Pictures are not part of the copy; repeat everything else in the records exactly.

*** Stored data ***

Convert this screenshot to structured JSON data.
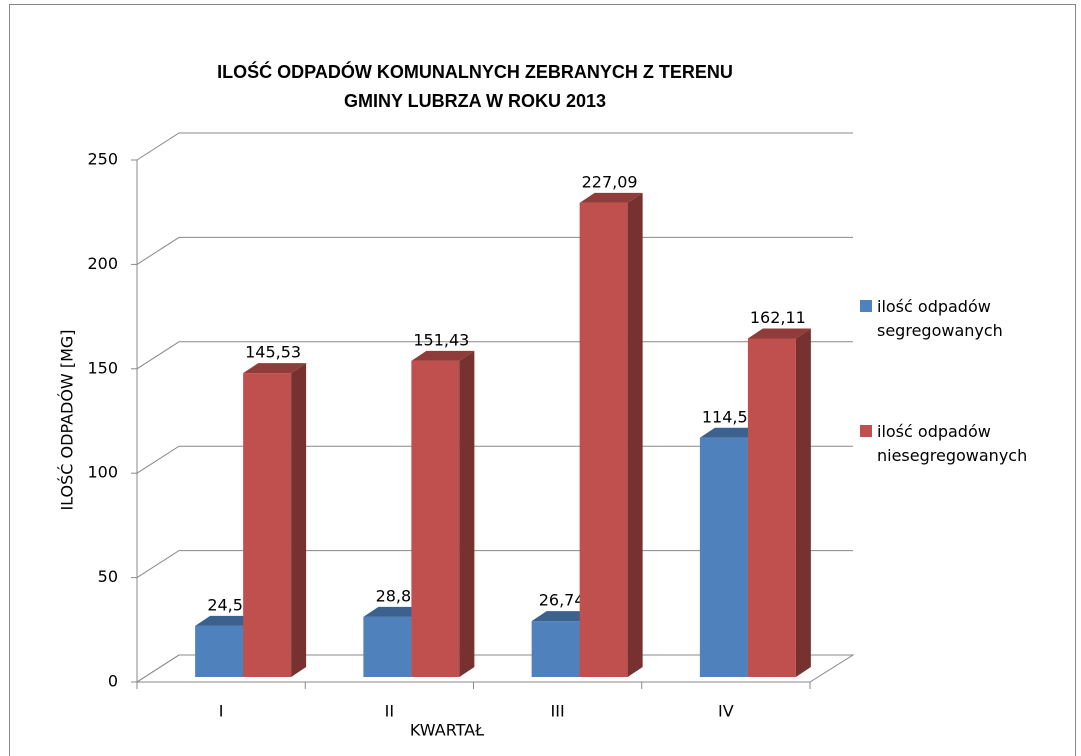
{
  "chart_data": {
    "type": "bar3d",
    "title": "ILOŚĆ ODPADÓW KOMUNALNYCH ZEBRANYCH Z TERENU GMINY LUBRZA W ROKU 2013",
    "x_label": "KWARTAŁ",
    "y_label": "ILOŚĆ ODPADÓW [MG]",
    "categories": [
      "I",
      "II",
      "III",
      "IV"
    ],
    "series": [
      {
        "name": "ilość odpadów segregowanych",
        "color": "#4f81bd",
        "values": [
          24.5,
          28.8,
          26.74,
          114.58
        ],
        "value_labels": [
          "24,5",
          "28,8",
          "26,74",
          "114,58"
        ]
      },
      {
        "name": "ilość odpadów niesegregowanych",
        "color": "#c0504d",
        "values": [
          145.53,
          151.43,
          227.09,
          162.11
        ],
        "value_labels": [
          "145,53",
          "151,43",
          "227,09",
          "162,11"
        ]
      }
    ],
    "ylim": [
      0,
      250
    ],
    "yticks": [
      0,
      50,
      100,
      150,
      200,
      250
    ],
    "grid": true,
    "legend": "right"
  }
}
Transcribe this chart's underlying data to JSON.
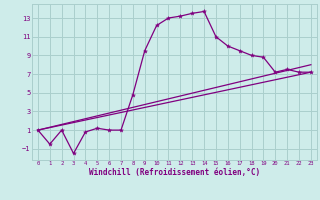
{
  "bg_color": "#ceecea",
  "grid_color": "#aacfcd",
  "line_color": "#800080",
  "xlabel": "Windchill (Refroidissement éolien,°C)",
  "xlim": [
    -0.5,
    23.5
  ],
  "ylim": [
    -2.2,
    14.5
  ],
  "yticks": [
    -1,
    1,
    3,
    5,
    7,
    9,
    11,
    13
  ],
  "xticks": [
    0,
    1,
    2,
    3,
    4,
    5,
    6,
    7,
    8,
    9,
    10,
    11,
    12,
    13,
    14,
    15,
    16,
    17,
    18,
    19,
    20,
    21,
    22,
    23
  ],
  "series1_x": [
    0,
    1,
    2,
    3,
    4,
    5,
    6,
    7,
    8,
    9,
    10,
    11,
    12,
    13,
    14,
    15,
    16,
    17,
    18,
    19,
    20,
    21,
    22,
    23
  ],
  "series1_y": [
    1.0,
    -0.5,
    1.0,
    -1.5,
    0.8,
    1.2,
    1.0,
    1.0,
    4.8,
    9.5,
    12.2,
    13.0,
    13.2,
    13.5,
    13.7,
    11.0,
    10.0,
    9.5,
    9.0,
    8.8,
    7.2,
    7.5,
    7.2,
    7.2
  ],
  "series2_x": [
    0,
    23
  ],
  "series2_y": [
    1.0,
    7.2
  ],
  "series3_x": [
    0,
    23
  ],
  "series3_y": [
    1.0,
    8.0
  ]
}
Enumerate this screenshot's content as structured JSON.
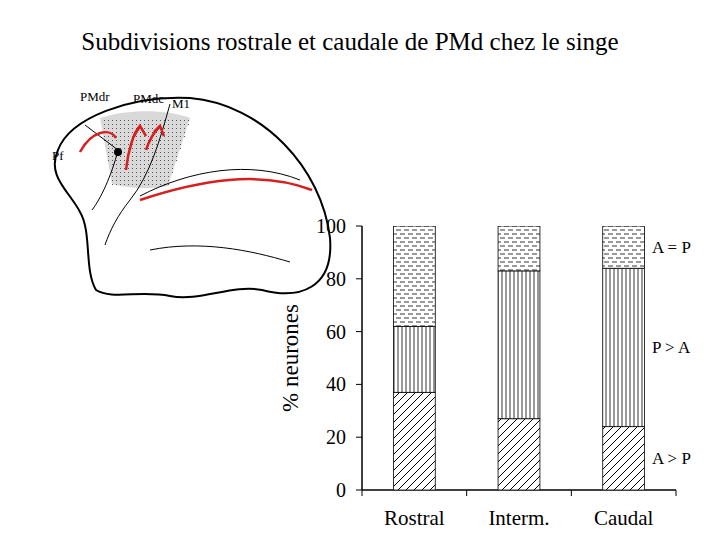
{
  "chart_data": {
    "type": "bar",
    "stacked": true,
    "title": "Subdivisions rostrale et caudale de PMd chez le singe",
    "y_label": "% neurones",
    "annotations": [
      "PMdr",
      "PMdc",
      "M1",
      "Pf"
    ],
    "categories": [
      "Rostral",
      "Interm.",
      "Caudal"
    ],
    "series": [
      {
        "name": "A > P",
        "color": "#000000",
        "values": [
          37,
          27,
          24
        ]
      },
      {
        "name": "P > A",
        "color": "#000000",
        "values": [
          25,
          56,
          60
        ]
      },
      {
        "name": "A = P",
        "color": "#000000",
        "values": [
          38,
          17,
          16
        ]
      }
    ],
    "ylim": [
      0,
      100
    ],
    "yticks": [
      0,
      20,
      40,
      60,
      80,
      100
    ],
    "grid": false
  }
}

***

Solution below —
Convert this screenshot to structured JSON data.
{
  "chart_data": {
    "type": "bar3d",
    "title": "ILOŚĆ ODPADÓW KOMUNALNYCH ZEBRANYCH Z TERENU GMINY LUBRZA W ROKU 2013",
    "x_label": "KWARTAŁ",
    "y_label": "ILOŚĆ ODPADÓW [MG]",
    "categories": [
      "I",
      "II",
      "III",
      "IV"
    ],
    "series": [
      {
        "name": "ilość odpadów segregowanych",
        "color": "#4f81bd",
        "values": [
          24.5,
          28.8,
          26.74,
          114.58
        ],
        "value_labels": [
          "24,5",
          "28,8",
          "26,74",
          "114,58"
        ]
      },
      {
        "name": "ilość odpadów niesegregowanych",
        "color": "#c0504d",
        "values": [
          145.53,
          151.43,
          227.09,
          162.11
        ],
        "value_labels": [
          "145,53",
          "151,43",
          "227,09",
          "162,11"
        ]
      }
    ],
    "ylim": [
      0,
      250
    ],
    "yticks": [
      0,
      50,
      100,
      150,
      200,
      250
    ],
    "grid": true,
    "legend": "right"
  }
}
Transcribe this chart's underlying data to JSON.
{
  "bg_color": "#ceecea",
  "grid_color": "#aacfcd",
  "line_color": "#800080",
  "xlabel": "Windchill (Refroidissement éolien,°C)",
  "xlim": [
    -0.5,
    23.5
  ],
  "ylim": [
    -2.2,
    14.5
  ],
  "yticks": [
    -1,
    1,
    3,
    5,
    7,
    9,
    11,
    13
  ],
  "xticks": [
    0,
    1,
    2,
    3,
    4,
    5,
    6,
    7,
    8,
    9,
    10,
    11,
    12,
    13,
    14,
    15,
    16,
    17,
    18,
    19,
    20,
    21,
    22,
    23
  ],
  "series1_x": [
    0,
    1,
    2,
    3,
    4,
    5,
    6,
    7,
    8,
    9,
    10,
    11,
    12,
    13,
    14,
    15,
    16,
    17,
    18,
    19,
    20,
    21,
    22,
    23
  ],
  "series1_y": [
    1.0,
    -0.5,
    1.0,
    -1.5,
    0.8,
    1.2,
    1.0,
    1.0,
    4.8,
    9.5,
    12.2,
    13.0,
    13.2,
    13.5,
    13.7,
    11.0,
    10.0,
    9.5,
    9.0,
    8.8,
    7.2,
    7.5,
    7.2,
    7.2
  ],
  "series2_x": [
    0,
    23
  ],
  "series2_y": [
    1.0,
    7.2
  ],
  "series3_x": [
    0,
    23
  ],
  "series3_y": [
    1.0,
    8.0
  ]
}
Enumerate this screenshot's content as structured JSON.
{
  "chart_data": {
    "type": "bar",
    "stacked": true,
    "title": "Subdivisions rostrale et caudale de PMd chez le singe",
    "y_label": "% neurones",
    "annotations": [
      "PMdr",
      "PMdc",
      "M1",
      "Pf"
    ],
    "categories": [
      "Rostral",
      "Interm.",
      "Caudal"
    ],
    "series": [
      {
        "name": "A > P",
        "color": "#000000",
        "values": [
          37,
          27,
          24
        ]
      },
      {
        "name": "P > A",
        "color": "#000000",
        "values": [
          25,
          56,
          60
        ]
      },
      {
        "name": "A = P",
        "color": "#000000",
        "values": [
          38,
          17,
          16
        ]
      }
    ],
    "ylim": [
      0,
      100
    ],
    "yticks": [
      0,
      20,
      40,
      60,
      80,
      100
    ],
    "grid": false
  }
}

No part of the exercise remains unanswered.